[YOUR OBJECTIVE]
Isolate every line in the records below with "yang" in it.

[Dataset items]
================

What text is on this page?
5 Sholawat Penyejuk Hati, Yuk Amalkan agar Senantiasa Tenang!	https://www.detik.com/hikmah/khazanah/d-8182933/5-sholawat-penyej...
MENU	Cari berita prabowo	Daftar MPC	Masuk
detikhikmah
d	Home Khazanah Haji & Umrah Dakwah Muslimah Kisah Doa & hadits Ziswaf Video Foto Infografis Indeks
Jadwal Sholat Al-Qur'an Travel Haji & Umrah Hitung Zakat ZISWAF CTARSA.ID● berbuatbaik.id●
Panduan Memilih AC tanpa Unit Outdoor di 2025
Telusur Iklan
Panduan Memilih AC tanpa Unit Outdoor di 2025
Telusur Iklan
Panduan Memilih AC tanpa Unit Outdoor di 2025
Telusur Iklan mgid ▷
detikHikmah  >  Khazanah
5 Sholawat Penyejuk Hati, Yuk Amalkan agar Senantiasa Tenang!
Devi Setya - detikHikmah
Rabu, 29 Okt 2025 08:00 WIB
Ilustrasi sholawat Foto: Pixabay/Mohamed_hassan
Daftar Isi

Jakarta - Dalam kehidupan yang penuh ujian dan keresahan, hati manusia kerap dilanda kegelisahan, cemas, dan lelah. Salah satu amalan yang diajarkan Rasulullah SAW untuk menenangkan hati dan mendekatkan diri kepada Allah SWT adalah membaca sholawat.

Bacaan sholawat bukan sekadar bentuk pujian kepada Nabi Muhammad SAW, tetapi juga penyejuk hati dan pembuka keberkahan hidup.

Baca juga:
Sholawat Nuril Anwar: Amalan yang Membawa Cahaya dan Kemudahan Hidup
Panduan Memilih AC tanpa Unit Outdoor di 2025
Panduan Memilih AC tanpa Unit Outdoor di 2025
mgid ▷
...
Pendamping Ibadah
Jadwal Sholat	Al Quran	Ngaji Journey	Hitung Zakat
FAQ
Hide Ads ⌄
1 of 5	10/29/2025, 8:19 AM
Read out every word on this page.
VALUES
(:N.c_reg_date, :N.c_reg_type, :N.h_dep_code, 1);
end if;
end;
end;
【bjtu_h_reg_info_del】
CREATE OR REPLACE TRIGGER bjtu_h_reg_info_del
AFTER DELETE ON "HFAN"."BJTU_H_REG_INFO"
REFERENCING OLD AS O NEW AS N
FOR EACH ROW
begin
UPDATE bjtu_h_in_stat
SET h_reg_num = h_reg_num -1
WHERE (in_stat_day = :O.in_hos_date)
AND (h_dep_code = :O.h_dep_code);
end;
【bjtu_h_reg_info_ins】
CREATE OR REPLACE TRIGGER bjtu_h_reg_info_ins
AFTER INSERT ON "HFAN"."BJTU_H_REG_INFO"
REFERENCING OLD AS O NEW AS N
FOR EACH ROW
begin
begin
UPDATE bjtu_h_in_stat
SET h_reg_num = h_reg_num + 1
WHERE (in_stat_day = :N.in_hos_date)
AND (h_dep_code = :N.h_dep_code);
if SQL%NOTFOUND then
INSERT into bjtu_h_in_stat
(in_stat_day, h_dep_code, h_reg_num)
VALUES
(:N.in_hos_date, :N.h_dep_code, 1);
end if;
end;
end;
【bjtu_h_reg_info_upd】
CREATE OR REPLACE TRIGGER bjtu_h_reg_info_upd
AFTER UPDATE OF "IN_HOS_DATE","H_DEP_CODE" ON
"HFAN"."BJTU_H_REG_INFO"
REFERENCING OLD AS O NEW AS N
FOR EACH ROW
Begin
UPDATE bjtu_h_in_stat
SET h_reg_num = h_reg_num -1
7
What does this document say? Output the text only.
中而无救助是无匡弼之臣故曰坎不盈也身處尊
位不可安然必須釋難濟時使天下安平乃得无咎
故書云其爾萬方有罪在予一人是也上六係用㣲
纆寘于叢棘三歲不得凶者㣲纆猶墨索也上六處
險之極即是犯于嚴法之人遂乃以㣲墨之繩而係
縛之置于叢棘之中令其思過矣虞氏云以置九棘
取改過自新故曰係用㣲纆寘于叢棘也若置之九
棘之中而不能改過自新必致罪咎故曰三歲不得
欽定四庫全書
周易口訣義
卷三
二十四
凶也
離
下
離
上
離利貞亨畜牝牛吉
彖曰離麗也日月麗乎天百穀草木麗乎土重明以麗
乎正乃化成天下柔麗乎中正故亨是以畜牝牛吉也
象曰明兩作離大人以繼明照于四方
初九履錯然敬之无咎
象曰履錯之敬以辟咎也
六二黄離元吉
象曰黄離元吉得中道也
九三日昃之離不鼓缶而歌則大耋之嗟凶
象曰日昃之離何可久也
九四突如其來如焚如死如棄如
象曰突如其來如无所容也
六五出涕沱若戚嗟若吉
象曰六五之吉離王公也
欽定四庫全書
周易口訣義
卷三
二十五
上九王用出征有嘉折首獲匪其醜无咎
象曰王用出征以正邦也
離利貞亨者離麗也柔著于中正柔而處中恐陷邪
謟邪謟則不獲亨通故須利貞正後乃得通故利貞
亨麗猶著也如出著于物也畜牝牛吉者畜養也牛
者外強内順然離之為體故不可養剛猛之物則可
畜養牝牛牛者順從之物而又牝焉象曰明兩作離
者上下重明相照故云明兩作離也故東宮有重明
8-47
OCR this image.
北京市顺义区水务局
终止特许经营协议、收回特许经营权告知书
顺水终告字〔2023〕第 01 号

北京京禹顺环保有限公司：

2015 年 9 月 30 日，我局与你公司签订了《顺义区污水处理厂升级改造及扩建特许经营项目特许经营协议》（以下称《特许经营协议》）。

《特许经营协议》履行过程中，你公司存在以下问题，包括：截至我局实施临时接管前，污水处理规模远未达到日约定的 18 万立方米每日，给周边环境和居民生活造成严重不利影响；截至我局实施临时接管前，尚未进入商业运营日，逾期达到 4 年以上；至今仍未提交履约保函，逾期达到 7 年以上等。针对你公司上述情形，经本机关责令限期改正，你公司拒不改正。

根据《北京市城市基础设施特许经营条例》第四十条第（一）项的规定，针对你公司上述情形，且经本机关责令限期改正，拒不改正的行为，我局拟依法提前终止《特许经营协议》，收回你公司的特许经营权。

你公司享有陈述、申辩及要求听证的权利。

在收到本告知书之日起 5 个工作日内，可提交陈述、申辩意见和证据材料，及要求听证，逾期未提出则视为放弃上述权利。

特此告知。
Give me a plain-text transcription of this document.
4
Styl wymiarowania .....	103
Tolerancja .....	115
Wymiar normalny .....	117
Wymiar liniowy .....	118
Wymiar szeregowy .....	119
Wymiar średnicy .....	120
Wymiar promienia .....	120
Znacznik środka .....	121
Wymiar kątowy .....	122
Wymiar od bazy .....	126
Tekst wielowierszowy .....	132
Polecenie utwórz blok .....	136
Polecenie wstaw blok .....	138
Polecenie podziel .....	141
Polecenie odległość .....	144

================

[RESULT OF THE TASK]
Jakarta - Dalam kehidupan yang penuh ujian dan keresahan, hati manusia kerap dilanda kegelisahan, cemas, dan lelah. Salah satu amalan yang diajarkan Rasulullah SAW untuk menenangkan hati dan mendekatkan diri kepada Allah SWT adalah membaca sholawat.
Sholawat Nuril Anwar: Amalan yang Membawa Cahaya dan Kemudahan Hidup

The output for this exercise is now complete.